Below are some records; retype all of them exactly.

# LISTED ENTRIES:
>> begin

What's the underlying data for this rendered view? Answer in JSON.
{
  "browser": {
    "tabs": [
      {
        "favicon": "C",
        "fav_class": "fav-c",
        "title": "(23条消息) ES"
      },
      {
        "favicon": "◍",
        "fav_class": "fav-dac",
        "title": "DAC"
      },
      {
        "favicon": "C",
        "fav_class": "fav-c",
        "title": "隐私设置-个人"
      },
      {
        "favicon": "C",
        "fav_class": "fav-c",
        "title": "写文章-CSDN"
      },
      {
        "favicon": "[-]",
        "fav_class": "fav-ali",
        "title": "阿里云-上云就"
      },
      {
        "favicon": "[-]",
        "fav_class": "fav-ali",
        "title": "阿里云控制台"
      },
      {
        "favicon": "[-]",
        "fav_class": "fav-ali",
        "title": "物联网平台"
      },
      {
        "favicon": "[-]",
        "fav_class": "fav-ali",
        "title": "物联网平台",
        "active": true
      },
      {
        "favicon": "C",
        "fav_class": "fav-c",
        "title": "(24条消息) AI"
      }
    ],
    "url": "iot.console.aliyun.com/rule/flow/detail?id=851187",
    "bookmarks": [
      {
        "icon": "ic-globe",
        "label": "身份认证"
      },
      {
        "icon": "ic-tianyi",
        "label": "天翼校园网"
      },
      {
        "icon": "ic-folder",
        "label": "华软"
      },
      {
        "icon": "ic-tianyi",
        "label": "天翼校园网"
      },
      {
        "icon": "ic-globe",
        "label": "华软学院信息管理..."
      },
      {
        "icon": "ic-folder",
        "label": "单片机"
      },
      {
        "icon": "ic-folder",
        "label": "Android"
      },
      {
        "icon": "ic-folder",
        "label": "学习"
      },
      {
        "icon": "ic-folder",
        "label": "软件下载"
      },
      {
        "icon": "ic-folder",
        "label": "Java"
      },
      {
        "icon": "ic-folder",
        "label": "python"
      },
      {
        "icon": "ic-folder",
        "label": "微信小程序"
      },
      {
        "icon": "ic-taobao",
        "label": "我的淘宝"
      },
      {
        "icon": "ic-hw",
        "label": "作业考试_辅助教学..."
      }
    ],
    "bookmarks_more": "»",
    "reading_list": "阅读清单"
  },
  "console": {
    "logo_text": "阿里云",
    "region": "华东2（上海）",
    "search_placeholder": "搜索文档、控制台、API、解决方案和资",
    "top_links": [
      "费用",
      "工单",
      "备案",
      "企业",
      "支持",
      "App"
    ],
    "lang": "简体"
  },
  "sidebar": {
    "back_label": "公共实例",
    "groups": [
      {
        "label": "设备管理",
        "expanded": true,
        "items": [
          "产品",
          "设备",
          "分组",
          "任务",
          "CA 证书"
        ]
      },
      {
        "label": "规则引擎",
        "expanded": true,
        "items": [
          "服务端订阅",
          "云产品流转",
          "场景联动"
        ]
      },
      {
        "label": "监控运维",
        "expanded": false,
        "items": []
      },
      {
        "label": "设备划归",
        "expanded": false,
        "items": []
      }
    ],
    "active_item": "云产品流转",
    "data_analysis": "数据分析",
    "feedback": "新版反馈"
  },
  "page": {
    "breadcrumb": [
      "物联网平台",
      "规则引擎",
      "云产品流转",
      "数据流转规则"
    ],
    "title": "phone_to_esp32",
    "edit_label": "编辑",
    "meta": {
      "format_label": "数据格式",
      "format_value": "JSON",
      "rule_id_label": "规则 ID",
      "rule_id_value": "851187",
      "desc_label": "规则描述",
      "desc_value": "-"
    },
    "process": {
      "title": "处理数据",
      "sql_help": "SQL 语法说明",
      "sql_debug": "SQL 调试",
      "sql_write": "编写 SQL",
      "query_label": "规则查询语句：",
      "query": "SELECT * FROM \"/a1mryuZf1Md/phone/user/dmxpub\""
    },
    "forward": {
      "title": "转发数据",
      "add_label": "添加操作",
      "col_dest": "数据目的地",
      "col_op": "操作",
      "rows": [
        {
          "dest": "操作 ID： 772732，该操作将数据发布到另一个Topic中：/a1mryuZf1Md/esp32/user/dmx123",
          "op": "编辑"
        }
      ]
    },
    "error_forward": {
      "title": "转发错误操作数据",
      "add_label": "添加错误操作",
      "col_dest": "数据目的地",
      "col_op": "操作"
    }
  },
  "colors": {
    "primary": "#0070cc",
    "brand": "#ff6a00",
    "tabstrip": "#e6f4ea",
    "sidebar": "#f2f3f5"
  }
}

>> end

# RESPONSE TO THIS EXERCISE:
What's the underlying data for this rendered view? Answer in JSON.
{
  "browser": {
    "tabs": [
      {
        "favicon": "C",
        "fav_class": "fav-c",
        "title": "(23条消息) ES"
      },
      {
        "favicon": "◍",
        "fav_class": "fav-dac",
        "title": "DAC"
      },
      {
        "favicon": "C",
        "fav_class": "fav-c",
        "title": "隐私设置-个人"
      },
      {
        "favicon": "C",
        "fav_class": "fav-c",
        "title": "写文章-CSDN"
      },
      {
        "favicon": "[-]",
        "fav_class": "fav-ali",
        "title": "阿里云-上云就"
      },
      {
        "favicon": "[-]",
        "fav_class": "fav-ali",
        "title": "阿里云控制台"
      },
      {
        "favicon": "[-]",
        "fav_class": "fav-ali",
        "title": "物联网平台"
      },
      {
        "favicon": "[-]",
        "fav_class": "fav-ali",
        "title": "物联网平台",
        "active": true
      },
      {
        "favicon": "C",
        "fav_class": "fav-c",
        "title": "(24条消息) AI"
      }
    ],
    "url": "iot.console.aliyun.com/rule/flow/detail?id=851187",
    "bookmarks": [
      {
        "icon": "ic-globe",
        "label": "身份认证"
      },
      {
        "icon": "ic-tianyi",
        "label": "天翼校园网"
      },
      {
        "icon": "ic-folder",
        "label": "华软"
      },
      {
        "icon": "ic-tianyi",
        "label": "天翼校园网"
      },
      {
        "icon": "ic-globe",
        "label": "华软学院信息管理..."
      },
      {
        "icon": "ic-folder",
        "label": "单片机"
      },
      {
        "icon": "ic-folder",
        "label": "Android"
      },
      {
        "icon": "ic-folder",
        "label": "学习"
      },
      {
        "icon": "ic-folder",
        "label": "软件下载"
      },
      {
        "icon": "ic-folder",
        "label": "Java"
      },
      {
        "icon": "ic-folder",
        "label": "python"
      },
      {
        "icon": "ic-folder",
        "label": "微信小程序"
      },
      {
        "icon": "ic-taobao",
        "label": "我的淘宝"
      },
      {
        "icon": "ic-hw",
        "label": "作业考试_辅助教学..."
      }
    ],
    "bookmarks_more": "»",
    "reading_list": "阅读清单"
  },
  "console": {
    "logo_text": "阿里云",
    "region": "华东2（上海）",
    "search_placeholder": "搜索文档、控制台、API、解决方案和资",
    "top_links": [
      "费用",
      "工单",
      "备案",
      "企业",
      "支持",
      "App"
    ],
    "lang": "简体"
  },
  "sidebar": {
    "back_label": "公共实例",
    "groups": [
      {
        "label": "设备管理",
        "expanded": true,
        "items": [
          "产品",
          "设备",
          "分组",
          "任务",
          "CA 证书"
        ]
      },
      {
        "label": "规则引擎",
        "expanded": true,
        "items": [
          "服务端订阅",
          "云产品流转",
          "场景联动"
        ]
      },
      {
        "label": "监控运维",
        "expanded": false,
        "items": []
      },
      {
        "label": "设备划归",
        "expanded": false,
        "items": []
      }
    ],
    "active_item": "云产品流转",
    "data_analysis": "数据分析",
    "feedback": "新版反馈"
  },
  "page": {
    "breadcrumb": [
      "物联网平台",
      "规则引擎",
      "云产品流转",
      "数据流转规则"
    ],
    "title": "phone_to_esp32",
    "edit_label": "编辑",
    "meta": {
      "format_label": "数据格式",
      "format_value": "JSON",
      "rule_id_label": "规则 ID",
      "rule_id_value": "851187",
      "desc_label": "规则描述",
      "desc_value": "-"
    },
    "process": {
      "title": "处理数据",
      "sql_help": "SQL 语法说明",
      "sql_debug": "SQL 调试",
      "sql_write": "编写 SQL",
      "query_label": "规则查询语句：",
      "query": "SELECT * FROM \"/a1mryuZf1Md/phone/user/dmxpub\""
    },
    "forward": {
      "title": "转发数据",
      "add_label": "添加操作",
      "col_dest": "数据目的地",
      "col_op": "操作",
      "rows": [
        {
          "dest": "操作 ID： 772732，该操作将数据发布到另一个Topic中：/a1mryuZf1Md/esp32/user/dmx123",
          "op": "编辑"
        }
      ]
    },
    "error_forward": {
      "title": "转发错误操作数据",
      "add_label": "添加错误操作",
      "col_dest": "数据目的地",
      "col_op": "操作"
    }
  },
  "colors": {
    "primary": "#0070cc",
    "brand": "#ff6a00",
    "tabstrip": "#e6f4ea",
    "sidebar": "#f2f3f5"
  }
}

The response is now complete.